* **Task prompt**
Set the listing down unchanged, minus every embedded image.

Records
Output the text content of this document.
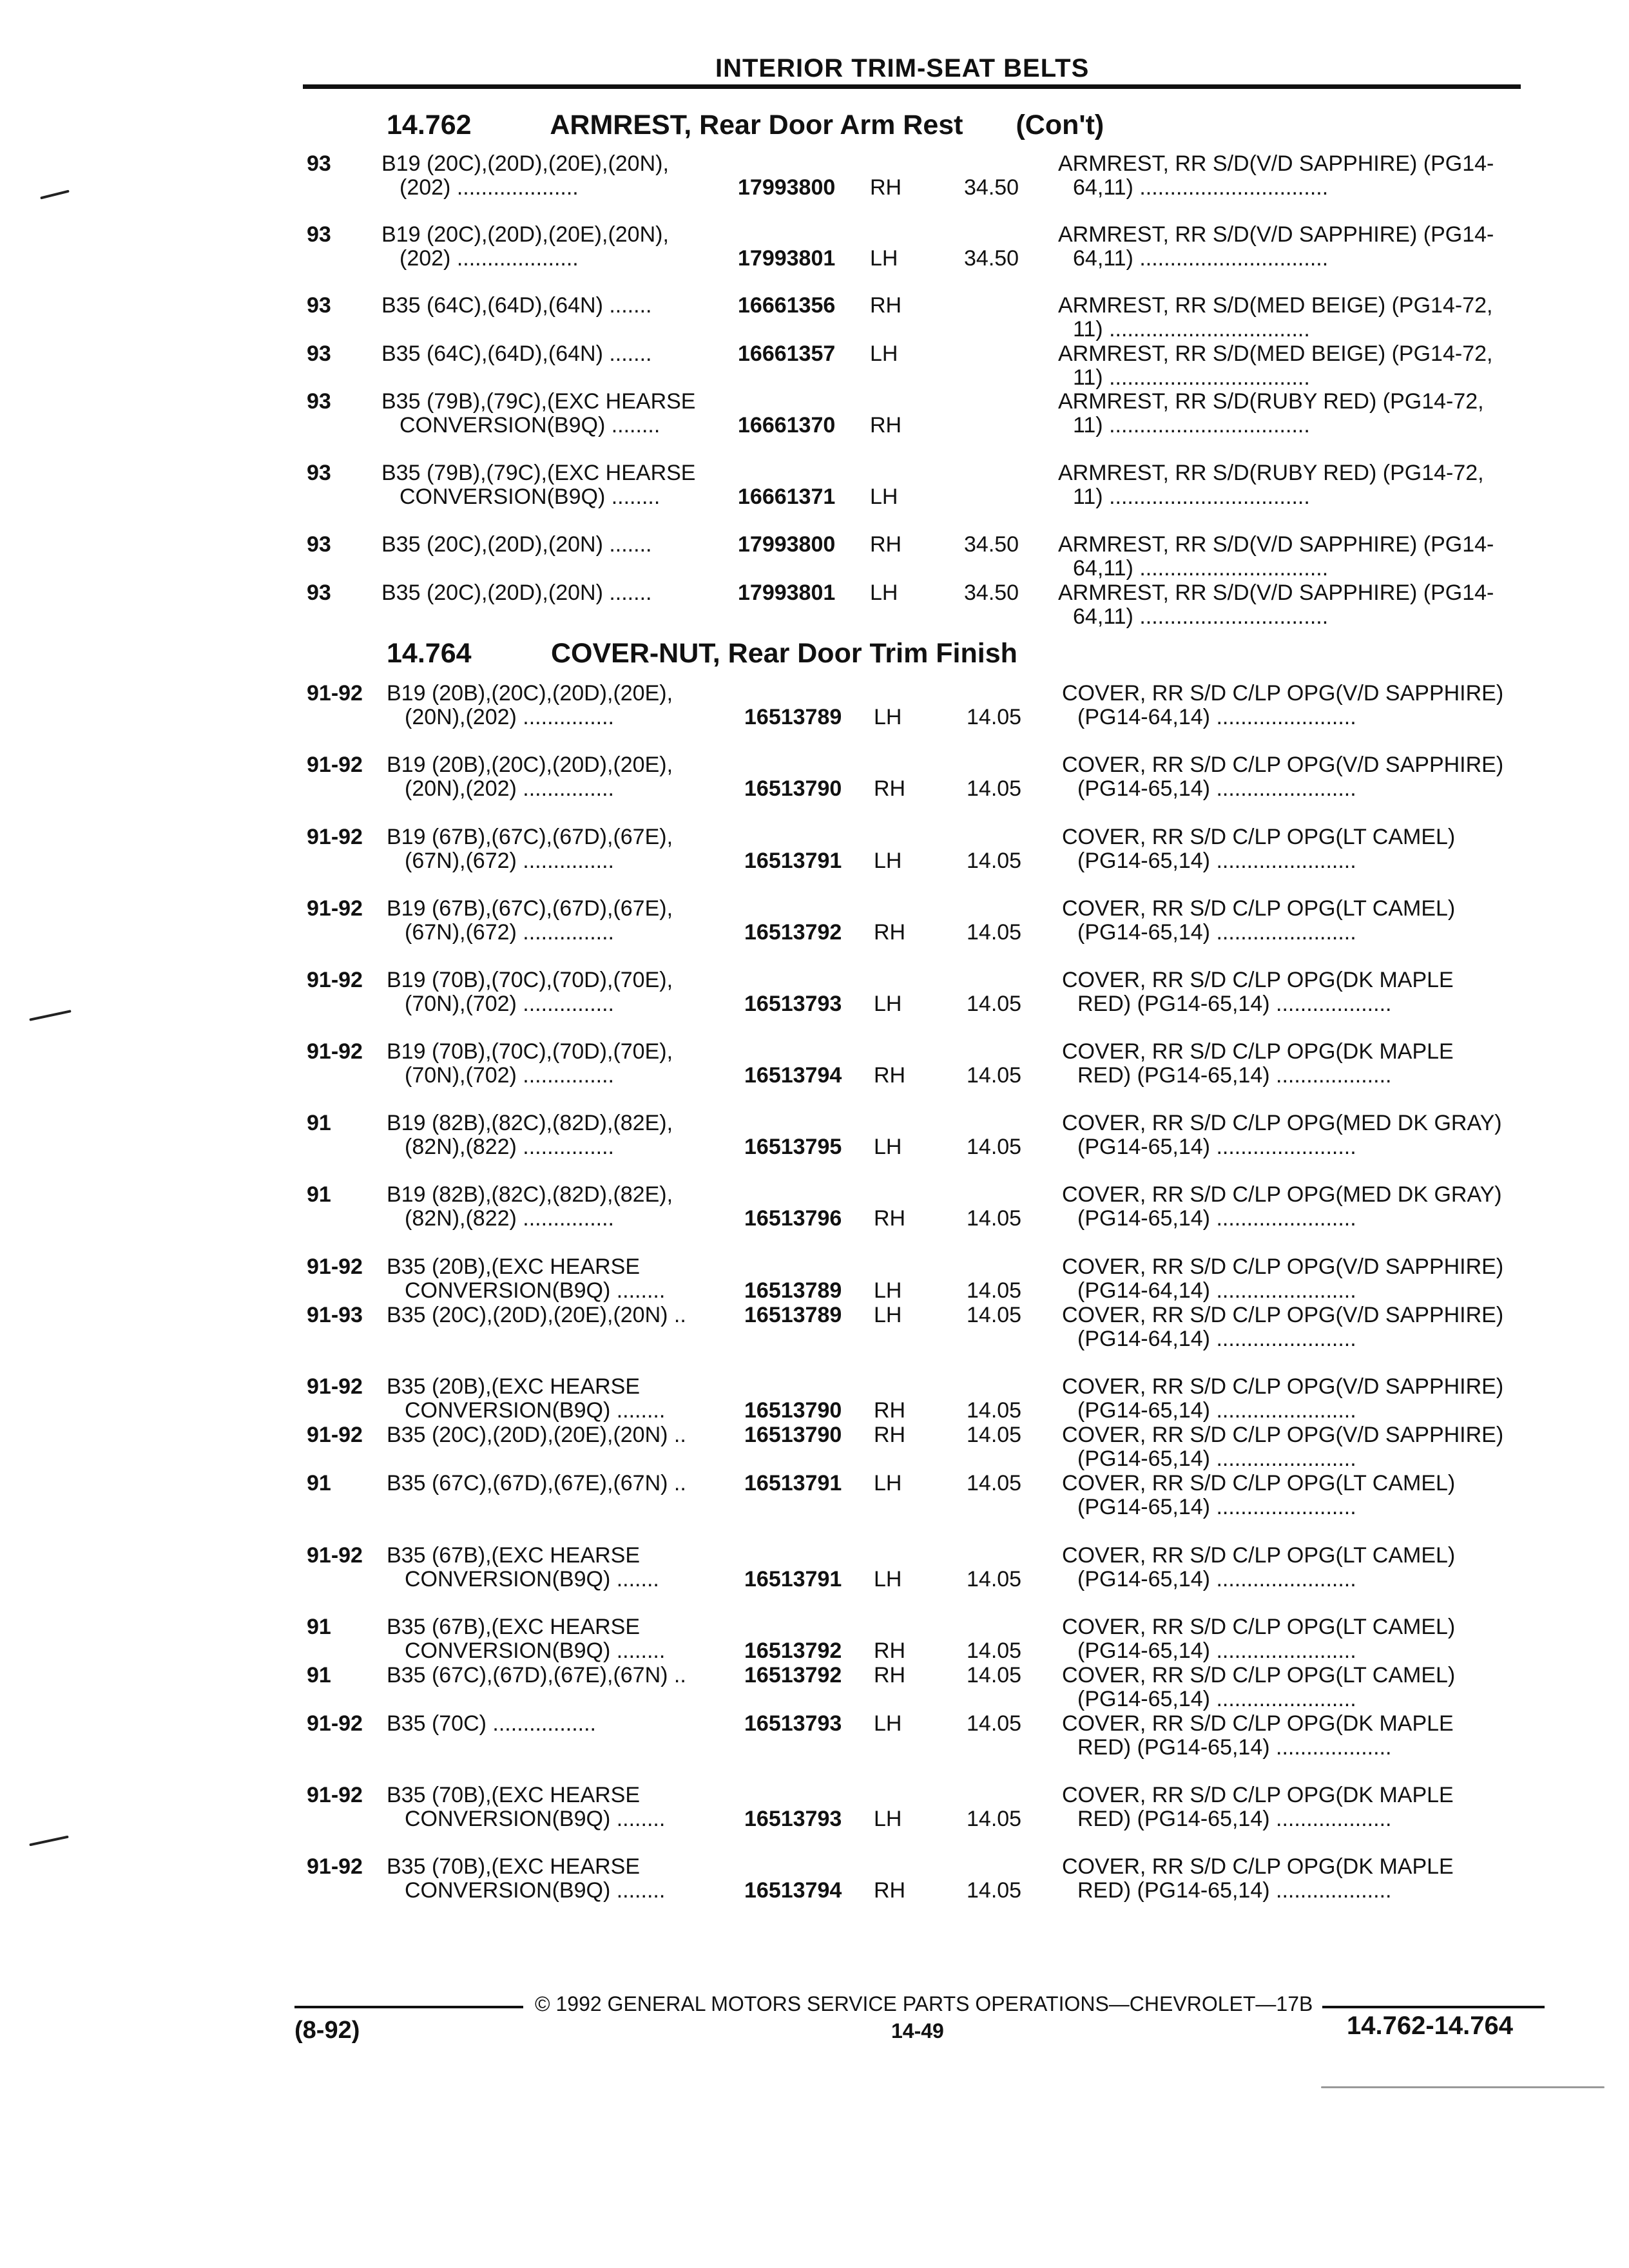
INTERIOR TRIM-SEAT BELTS
14.762	ARMREST, Rear Door Arm Rest (Con't)
93 B19 (20C),(20D),(20E),(20N),
(202) ....................	17993800 RH	34.50
ARMREST, RR S/D(V/D SAPPHIRE) (PG14-
64,11) ...............................
93 B19 (20C),(20D),(20E),(20N),
(202) ....................	17993801 LH	34.50
ARMREST, RR S/D(V/D SAPPHIRE) (PG14-
64,11) ...............................
93 B35 (64C),(64D),(64N) .......	16661356 RH	ARMREST, RR S/D(MED BEIGE) (PG14-72,
11) .................................
93 B35 (64C),(64D),(64N) .......	16661357 LH	ARMREST, RR S/D(MED BEIGE) (PG14-72,
11) .................................
93 B35 (79B),(79C),(EXC HEARSE
CONVERSION(B9Q) ........	16661370 RH
ARMREST, RR S/D(RUBY RED) (PG14-72,
11) .................................
93 B35 (79B),(79C),(EXC HEARSE
CONVERSION(B9Q) ........	16661371 LH
ARMREST, RR S/D(RUBY RED) (PG14-72,
11) .................................
93 B35 (20C),(20D),(20N) .......	17993800 RH	34.50 ARMREST, RR S/D(V/D SAPPHIRE) (PG14-
64,11) ...............................
93 B35 (20C),(20D),(20N) .......	17993801 LH	34.50 ARMREST, RR S/D(V/D SAPPHIRE) (PG14-
64,11) ...............................
14.764	COVER-NUT, Rear Door Trim Finish
91-92 B19 (20B),(20C),(20D),(20E),
(20N),(202) ...............	16513789 LH	14.05
COVER, RR S/D C/LP OPG(V/D SAPPHIRE)
(PG14-64,14) .......................
91-92 B19 (20B),(20C),(20D),(20E),
(20N),(202) ...............	16513790 RH	14.05
COVER, RR S/D C/LP OPG(V/D SAPPHIRE)
(PG14-65,14) .......................
91-92 B19 (67B),(67C),(67D),(67E),
(67N),(672) ...............	16513791 LH	14.05
COVER, RR S/D C/LP OPG(LT CAMEL)
(PG14-65,14) .......................
91-92 B19 (67B),(67C),(67D),(67E),
(67N),(672) ...............	16513792 RH	14.05
COVER, RR S/D C/LP OPG(LT CAMEL)
(PG14-65,14) .......................
91-92 B19 (70B),(70C),(70D),(70E),
(70N),(702) ...............	16513793 LH	14.05
COVER, RR S/D C/LP OPG(DK MAPLE
RED) (PG14-65,14) ...................
91-92 B19 (70B),(70C),(70D),(70E),
(70N),(702) ...............	16513794 RH	14.05
COVER, RR S/D C/LP OPG(DK MAPLE
RED) (PG14-65,14) ...................
91	B19 (82B),(82C),(82D),(82E),
(82N),(822) ...............	16513795 LH	14.05
COVER, RR S/D C/LP OPG(MED DK GRAY)
(PG14-65,14) .......................
91	B19 (82B),(82C),(82D),(82E),
(82N),(822) ...............	16513796 RH	14.05
COVER, RR S/D C/LP OPG(MED DK GRAY)
(PG14-65,14) .......................
91-92 B35 (20B),(EXC HEARSE
CONVERSION(B9Q) ........	16513789 LH	14.05
COVER, RR S/D C/LP OPG(V/D SAPPHIRE)
(PG14-64,14) .......................
91-93 B35 (20C),(20D),(20E),(20N) ..	16513789 LH	14.05 COVER, RR S/D C/LP OPG(V/D SAPPHIRE)
(PG14-64,14) .......................
91-92 B35 (20B),(EXC HEARSE
CONVERSION(B9Q) ........	16513790 RH	14.05
COVER, RR S/D C/LP OPG(V/D SAPPHIRE)
(PG14-65,14) .......................
91-92 B35 (20C),(20D),(20E),(20N) ..	16513790 RH	14.05 COVER, RR S/D C/LP OPG(V/D SAPPHIRE)
(PG14-65,14) .......................
91	B35 (67C),(67D),(67E),(67N) ..	16513791 LH	14.05 COVER, RR S/D C/LP OPG(LT CAMEL)
(PG14-65,14) .......................
91-92 B35 (67B),(EXC HEARSE
CONVERSION(B9Q) .......	16513791 LH	14.05
COVER, RR S/D C/LP OPG(LT CAMEL)
(PG14-65,14) .......................
91	B35 (67B),(EXC HEARSE
CONVERSION(B9Q) ........	16513792 RH	14.05
COVER, RR S/D C/LP OPG(LT CAMEL)
(PG14-65,14) .......................
91	B35 (67C),(67D),(67E),(67N) ..	16513792 RH	14.05 COVER, RR S/D C/LP OPG(LT CAMEL)
(PG14-65,14) .......................
91-92 B35 (70C) .................	16513793 LH	14.05 COVER, RR S/D C/LP OPG(DK MAPLE
RED) (PG14-65,14) ...................
91-92 B35 (70B),(EXC HEARSE
CONVERSION(B9Q) ........	16513793 LH	14.05
COVER, RR S/D C/LP OPG(DK MAPLE
RED) (PG14-65,14) ...................
91-92 B35 (70B),(EXC HEARSE
CONVERSION(B9Q) ........	16513794 RH	14.05
COVER, RR S/D C/LP OPG(DK MAPLE
RED) (PG14-65,14) ...................
© 1992 GENERAL MOTORS SERVICE PARTS OPERATIONS—CHEVROLET—17B
(8-92)	14-49	14.762-14.764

* **Expected answer**
Output the text content of this document.
INTERIOR TRIM-SEAT BELTS
14.762	ARMREST, Rear Door Arm Rest (Con't)
93 B19 (20C),(20D),(20E),(20N),
(202) ....................	17993800 RH	34.50
ARMREST, RR S/D(V/D SAPPHIRE) (PG14-
64,11) ...............................
93 B19 (20C),(20D),(20E),(20N),
(202) ....................	17993801 LH	34.50
ARMREST, RR S/D(V/D SAPPHIRE) (PG14-
64,11) ...............................
93 B35 (64C),(64D),(64N) .......	16661356 RH	ARMREST, RR S/D(MED BEIGE) (PG14-72,
11) .................................
93 B35 (64C),(64D),(64N) .......	16661357 LH	ARMREST, RR S/D(MED BEIGE) (PG14-72,
11) .................................
93 B35 (79B),(79C),(EXC HEARSE
CONVERSION(B9Q) ........	16661370 RH
ARMREST, RR S/D(RUBY RED) (PG14-72,
11) .................................
93 B35 (79B),(79C),(EXC HEARSE
CONVERSION(B9Q) ........	16661371 LH
ARMREST, RR S/D(RUBY RED) (PG14-72,
11) .................................
93 B35 (20C),(20D),(20N) .......	17993800 RH	34.50 ARMREST, RR S/D(V/D SAPPHIRE) (PG14-
64,11) ...............................
93 B35 (20C),(20D),(20N) .......	17993801 LH	34.50 ARMREST, RR S/D(V/D SAPPHIRE) (PG14-
64,11) ...............................
14.764	COVER-NUT, Rear Door Trim Finish
91-92 B19 (20B),(20C),(20D),(20E),
(20N),(202) ...............	16513789 LH	14.05
COVER, RR S/D C/LP OPG(V/D SAPPHIRE)
(PG14-64,14) .......................
91-92 B19 (20B),(20C),(20D),(20E),
(20N),(202) ...............	16513790 RH	14.05
COVER, RR S/D C/LP OPG(V/D SAPPHIRE)
(PG14-65,14) .......................
91-92 B19 (67B),(67C),(67D),(67E),
(67N),(672) ...............	16513791 LH	14.05
COVER, RR S/D C/LP OPG(LT CAMEL)
(PG14-65,14) .......................
91-92 B19 (67B),(67C),(67D),(67E),
(67N),(672) ...............	16513792 RH	14.05
COVER, RR S/D C/LP OPG(LT CAMEL)
(PG14-65,14) .......................
91-92 B19 (70B),(70C),(70D),(70E),
(70N),(702) ...............	16513793 LH	14.05
COVER, RR S/D C/LP OPG(DK MAPLE
RED) (PG14-65,14) ...................
91-92 B19 (70B),(70C),(70D),(70E),
(70N),(702) ...............	16513794 RH	14.05
COVER, RR S/D C/LP OPG(DK MAPLE
RED) (PG14-65,14) ...................
91	B19 (82B),(82C),(82D),(82E),
(82N),(822) ...............	16513795 LH	14.05
COVER, RR S/D C/LP OPG(MED DK GRAY)
(PG14-65,14) .......................
91	B19 (82B),(82C),(82D),(82E),
(82N),(822) ...............	16513796 RH	14.05
COVER, RR S/D C/LP OPG(MED DK GRAY)
(PG14-65,14) .......................
91-92 B35 (20B),(EXC HEARSE
CONVERSION(B9Q) ........	16513789 LH	14.05
COVER, RR S/D C/LP OPG(V/D SAPPHIRE)
(PG14-64,14) .......................
91-93 B35 (20C),(20D),(20E),(20N) ..	16513789 LH	14.05 COVER, RR S/D C/LP OPG(V/D SAPPHIRE)
(PG14-64,14) .......................
91-92 B35 (20B),(EXC HEARSE
CONVERSION(B9Q) ........	16513790 RH	14.05
COVER, RR S/D C/LP OPG(V/D SAPPHIRE)
(PG14-65,14) .......................
91-92 B35 (20C),(20D),(20E),(20N) ..	16513790 RH	14.05 COVER, RR S/D C/LP OPG(V/D SAPPHIRE)
(PG14-65,14) .......................
91	B35 (67C),(67D),(67E),(67N) ..	16513791 LH	14.05 COVER, RR S/D C/LP OPG(LT CAMEL)
(PG14-65,14) .......................
91-92 B35 (67B),(EXC HEARSE
CONVERSION(B9Q) .......	16513791 LH	14.05
COVER, RR S/D C/LP OPG(LT CAMEL)
(PG14-65,14) .......................
91	B35 (67B),(EXC HEARSE
CONVERSION(B9Q) ........	16513792 RH	14.05
COVER, RR S/D C/LP OPG(LT CAMEL)
(PG14-65,14) .......................
91	B35 (67C),(67D),(67E),(67N) ..	16513792 RH	14.05 COVER, RR S/D C/LP OPG(LT CAMEL)
(PG14-65,14) .......................
91-92 B35 (70C) .................	16513793 LH	14.05 COVER, RR S/D C/LP OPG(DK MAPLE
RED) (PG14-65,14) ...................
91-92 B35 (70B),(EXC HEARSE
CONVERSION(B9Q) ........	16513793 LH	14.05
COVER, RR S/D C/LP OPG(DK MAPLE
RED) (PG14-65,14) ...................
91-92 B35 (70B),(EXC HEARSE
CONVERSION(B9Q) ........	16513794 RH	14.05
COVER, RR S/D C/LP OPG(DK MAPLE
RED) (PG14-65,14) ...................
© 1992 GENERAL MOTORS SERVICE PARTS OPERATIONS—CHEVROLET—17B
(8-92)	14-49	14.762-14.764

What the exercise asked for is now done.